» **PROBLEM TO SOLVE**: Only the number is needed: how many lines contain the word "cycles"?

» **MATERIAL PROVIDED**:
--- BEGIN ---
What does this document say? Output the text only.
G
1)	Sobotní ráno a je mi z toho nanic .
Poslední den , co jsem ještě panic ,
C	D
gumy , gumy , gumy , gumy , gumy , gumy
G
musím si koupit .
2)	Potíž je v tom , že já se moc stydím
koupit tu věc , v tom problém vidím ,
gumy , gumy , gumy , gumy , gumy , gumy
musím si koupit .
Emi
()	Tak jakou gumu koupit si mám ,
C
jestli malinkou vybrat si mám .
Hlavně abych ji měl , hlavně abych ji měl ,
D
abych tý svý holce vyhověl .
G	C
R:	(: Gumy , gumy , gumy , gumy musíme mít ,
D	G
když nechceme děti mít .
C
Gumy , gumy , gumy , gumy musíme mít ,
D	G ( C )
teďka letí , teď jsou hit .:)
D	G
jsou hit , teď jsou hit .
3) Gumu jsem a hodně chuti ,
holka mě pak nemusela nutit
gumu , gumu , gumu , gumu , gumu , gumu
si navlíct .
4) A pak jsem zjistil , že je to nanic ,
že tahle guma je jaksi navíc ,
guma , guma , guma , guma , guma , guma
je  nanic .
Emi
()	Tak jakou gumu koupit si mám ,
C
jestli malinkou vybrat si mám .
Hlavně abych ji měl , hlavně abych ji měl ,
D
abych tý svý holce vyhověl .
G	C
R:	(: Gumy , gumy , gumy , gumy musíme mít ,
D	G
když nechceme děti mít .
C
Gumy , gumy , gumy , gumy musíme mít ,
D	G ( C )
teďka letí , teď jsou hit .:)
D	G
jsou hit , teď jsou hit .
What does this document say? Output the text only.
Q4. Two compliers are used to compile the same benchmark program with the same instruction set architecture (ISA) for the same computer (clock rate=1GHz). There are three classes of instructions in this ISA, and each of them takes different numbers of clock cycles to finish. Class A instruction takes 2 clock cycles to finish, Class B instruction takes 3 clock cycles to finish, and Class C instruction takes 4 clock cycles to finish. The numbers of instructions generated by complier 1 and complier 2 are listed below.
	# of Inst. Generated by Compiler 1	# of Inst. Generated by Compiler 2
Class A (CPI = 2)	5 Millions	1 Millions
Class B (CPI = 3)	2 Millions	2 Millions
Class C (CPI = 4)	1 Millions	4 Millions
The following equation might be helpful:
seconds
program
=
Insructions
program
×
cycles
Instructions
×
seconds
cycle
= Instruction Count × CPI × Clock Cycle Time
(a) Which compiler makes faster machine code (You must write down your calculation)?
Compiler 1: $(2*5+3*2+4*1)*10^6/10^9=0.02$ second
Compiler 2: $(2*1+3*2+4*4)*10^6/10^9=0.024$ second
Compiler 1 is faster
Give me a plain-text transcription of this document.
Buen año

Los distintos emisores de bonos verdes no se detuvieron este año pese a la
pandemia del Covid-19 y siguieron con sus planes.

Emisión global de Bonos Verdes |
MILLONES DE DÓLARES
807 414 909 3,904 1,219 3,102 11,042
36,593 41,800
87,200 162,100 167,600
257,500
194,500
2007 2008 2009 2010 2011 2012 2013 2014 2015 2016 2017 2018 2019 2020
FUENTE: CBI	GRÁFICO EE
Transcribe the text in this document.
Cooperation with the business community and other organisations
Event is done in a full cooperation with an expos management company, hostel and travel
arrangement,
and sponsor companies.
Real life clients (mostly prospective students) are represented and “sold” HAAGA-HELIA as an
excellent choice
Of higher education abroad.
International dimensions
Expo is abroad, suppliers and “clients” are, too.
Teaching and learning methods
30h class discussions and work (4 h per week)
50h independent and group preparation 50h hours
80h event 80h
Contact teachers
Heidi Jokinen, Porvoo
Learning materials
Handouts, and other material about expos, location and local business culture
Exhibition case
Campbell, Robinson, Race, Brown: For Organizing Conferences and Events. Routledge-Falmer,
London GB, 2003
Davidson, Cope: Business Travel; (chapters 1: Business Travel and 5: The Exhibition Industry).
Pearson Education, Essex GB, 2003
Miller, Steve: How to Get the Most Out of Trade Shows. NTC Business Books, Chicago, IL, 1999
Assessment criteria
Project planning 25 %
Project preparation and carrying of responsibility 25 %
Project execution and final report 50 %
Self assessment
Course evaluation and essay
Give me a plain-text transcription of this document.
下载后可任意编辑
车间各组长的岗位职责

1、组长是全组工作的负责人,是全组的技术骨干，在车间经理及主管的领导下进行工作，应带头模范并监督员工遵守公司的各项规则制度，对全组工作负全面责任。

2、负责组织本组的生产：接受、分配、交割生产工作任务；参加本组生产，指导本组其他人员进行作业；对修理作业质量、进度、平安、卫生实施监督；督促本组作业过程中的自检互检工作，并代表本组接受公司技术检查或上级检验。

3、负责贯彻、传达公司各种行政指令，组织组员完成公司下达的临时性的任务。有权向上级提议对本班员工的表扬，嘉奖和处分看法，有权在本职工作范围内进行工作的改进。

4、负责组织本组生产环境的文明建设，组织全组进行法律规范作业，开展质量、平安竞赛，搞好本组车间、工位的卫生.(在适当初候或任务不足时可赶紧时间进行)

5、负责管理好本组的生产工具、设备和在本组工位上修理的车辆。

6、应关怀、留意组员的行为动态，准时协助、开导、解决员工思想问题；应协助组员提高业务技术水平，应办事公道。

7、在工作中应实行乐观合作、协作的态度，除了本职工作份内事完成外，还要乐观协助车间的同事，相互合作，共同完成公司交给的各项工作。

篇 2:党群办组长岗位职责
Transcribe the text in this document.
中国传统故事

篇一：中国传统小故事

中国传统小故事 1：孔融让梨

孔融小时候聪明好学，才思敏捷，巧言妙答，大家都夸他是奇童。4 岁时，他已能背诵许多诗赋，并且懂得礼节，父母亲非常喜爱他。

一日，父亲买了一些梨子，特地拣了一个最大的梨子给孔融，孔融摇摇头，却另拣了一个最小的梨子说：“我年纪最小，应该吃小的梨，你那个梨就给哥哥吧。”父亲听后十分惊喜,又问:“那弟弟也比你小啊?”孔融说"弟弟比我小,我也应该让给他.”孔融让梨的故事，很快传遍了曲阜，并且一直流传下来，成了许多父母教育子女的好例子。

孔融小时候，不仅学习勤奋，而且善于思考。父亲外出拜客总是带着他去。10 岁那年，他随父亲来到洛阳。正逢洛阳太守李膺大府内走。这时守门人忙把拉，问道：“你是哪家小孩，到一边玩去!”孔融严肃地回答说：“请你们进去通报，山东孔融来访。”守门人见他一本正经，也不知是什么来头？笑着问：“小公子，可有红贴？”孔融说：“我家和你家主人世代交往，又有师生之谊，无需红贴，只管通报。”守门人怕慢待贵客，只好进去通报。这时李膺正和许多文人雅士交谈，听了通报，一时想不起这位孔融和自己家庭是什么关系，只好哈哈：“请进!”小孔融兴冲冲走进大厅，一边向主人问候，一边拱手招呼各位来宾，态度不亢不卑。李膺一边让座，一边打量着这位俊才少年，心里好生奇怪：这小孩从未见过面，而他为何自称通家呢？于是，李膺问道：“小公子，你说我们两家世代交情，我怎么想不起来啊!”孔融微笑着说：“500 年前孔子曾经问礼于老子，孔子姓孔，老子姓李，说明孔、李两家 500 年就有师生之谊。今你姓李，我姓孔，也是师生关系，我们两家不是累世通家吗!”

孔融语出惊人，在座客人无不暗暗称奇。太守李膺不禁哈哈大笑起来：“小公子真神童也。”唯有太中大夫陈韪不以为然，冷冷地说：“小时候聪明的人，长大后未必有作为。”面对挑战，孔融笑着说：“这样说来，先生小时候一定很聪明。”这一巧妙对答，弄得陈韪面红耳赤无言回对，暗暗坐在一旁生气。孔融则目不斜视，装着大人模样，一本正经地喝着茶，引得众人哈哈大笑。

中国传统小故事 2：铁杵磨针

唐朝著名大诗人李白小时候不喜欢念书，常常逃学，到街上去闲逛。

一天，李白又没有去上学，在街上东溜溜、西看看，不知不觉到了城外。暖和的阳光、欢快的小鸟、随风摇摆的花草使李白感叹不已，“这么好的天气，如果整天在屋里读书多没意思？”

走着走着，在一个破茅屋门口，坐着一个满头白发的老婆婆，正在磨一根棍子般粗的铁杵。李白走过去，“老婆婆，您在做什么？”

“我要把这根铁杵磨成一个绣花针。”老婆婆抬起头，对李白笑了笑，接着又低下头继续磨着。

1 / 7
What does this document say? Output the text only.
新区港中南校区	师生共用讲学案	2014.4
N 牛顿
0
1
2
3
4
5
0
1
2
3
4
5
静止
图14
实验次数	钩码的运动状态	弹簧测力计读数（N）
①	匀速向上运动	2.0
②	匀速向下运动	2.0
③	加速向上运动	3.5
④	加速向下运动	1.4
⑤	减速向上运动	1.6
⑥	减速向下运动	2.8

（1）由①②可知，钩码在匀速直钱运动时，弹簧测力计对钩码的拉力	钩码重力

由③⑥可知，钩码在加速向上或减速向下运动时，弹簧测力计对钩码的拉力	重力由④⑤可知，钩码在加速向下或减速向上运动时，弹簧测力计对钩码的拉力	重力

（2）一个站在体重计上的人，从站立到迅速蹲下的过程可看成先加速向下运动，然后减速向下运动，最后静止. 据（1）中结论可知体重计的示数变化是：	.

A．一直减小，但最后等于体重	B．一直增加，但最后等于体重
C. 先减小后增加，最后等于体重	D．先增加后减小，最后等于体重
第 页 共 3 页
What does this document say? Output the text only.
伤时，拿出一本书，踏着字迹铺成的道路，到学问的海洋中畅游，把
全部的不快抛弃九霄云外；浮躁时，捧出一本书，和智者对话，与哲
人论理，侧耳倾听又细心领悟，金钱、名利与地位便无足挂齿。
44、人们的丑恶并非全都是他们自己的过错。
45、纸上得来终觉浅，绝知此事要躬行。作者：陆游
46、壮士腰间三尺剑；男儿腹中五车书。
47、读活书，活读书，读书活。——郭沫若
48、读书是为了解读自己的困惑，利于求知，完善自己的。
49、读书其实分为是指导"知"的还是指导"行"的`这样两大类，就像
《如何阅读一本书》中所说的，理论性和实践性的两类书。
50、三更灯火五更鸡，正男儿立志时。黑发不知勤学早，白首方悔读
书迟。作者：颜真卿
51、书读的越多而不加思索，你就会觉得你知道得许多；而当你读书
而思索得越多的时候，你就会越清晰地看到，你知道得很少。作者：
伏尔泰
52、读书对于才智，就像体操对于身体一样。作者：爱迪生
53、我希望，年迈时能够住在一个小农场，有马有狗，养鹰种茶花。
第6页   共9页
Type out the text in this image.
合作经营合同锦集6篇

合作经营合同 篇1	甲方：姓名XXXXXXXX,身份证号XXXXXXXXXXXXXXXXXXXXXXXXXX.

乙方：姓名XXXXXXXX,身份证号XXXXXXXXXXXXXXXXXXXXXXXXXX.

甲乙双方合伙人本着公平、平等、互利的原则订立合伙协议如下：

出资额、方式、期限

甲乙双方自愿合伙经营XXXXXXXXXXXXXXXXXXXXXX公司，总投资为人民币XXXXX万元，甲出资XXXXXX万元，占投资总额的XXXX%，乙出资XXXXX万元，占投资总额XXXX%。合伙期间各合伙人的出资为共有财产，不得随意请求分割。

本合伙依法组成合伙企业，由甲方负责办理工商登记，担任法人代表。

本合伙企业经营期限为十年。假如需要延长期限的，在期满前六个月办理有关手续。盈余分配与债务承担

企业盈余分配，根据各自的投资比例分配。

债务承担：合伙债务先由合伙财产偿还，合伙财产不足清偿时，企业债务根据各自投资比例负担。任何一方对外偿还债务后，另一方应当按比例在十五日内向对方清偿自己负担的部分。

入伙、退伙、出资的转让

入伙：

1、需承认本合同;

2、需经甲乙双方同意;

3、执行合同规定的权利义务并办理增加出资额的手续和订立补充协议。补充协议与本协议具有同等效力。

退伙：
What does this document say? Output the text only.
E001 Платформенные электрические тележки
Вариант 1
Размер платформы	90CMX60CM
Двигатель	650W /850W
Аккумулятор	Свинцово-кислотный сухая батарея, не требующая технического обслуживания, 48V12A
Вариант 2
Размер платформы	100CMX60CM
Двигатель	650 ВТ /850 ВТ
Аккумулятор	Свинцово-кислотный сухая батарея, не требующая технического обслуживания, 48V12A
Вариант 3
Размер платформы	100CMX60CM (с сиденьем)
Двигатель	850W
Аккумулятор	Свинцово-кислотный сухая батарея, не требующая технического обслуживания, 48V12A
--- END ---
» **TASK OUTPUT**: 2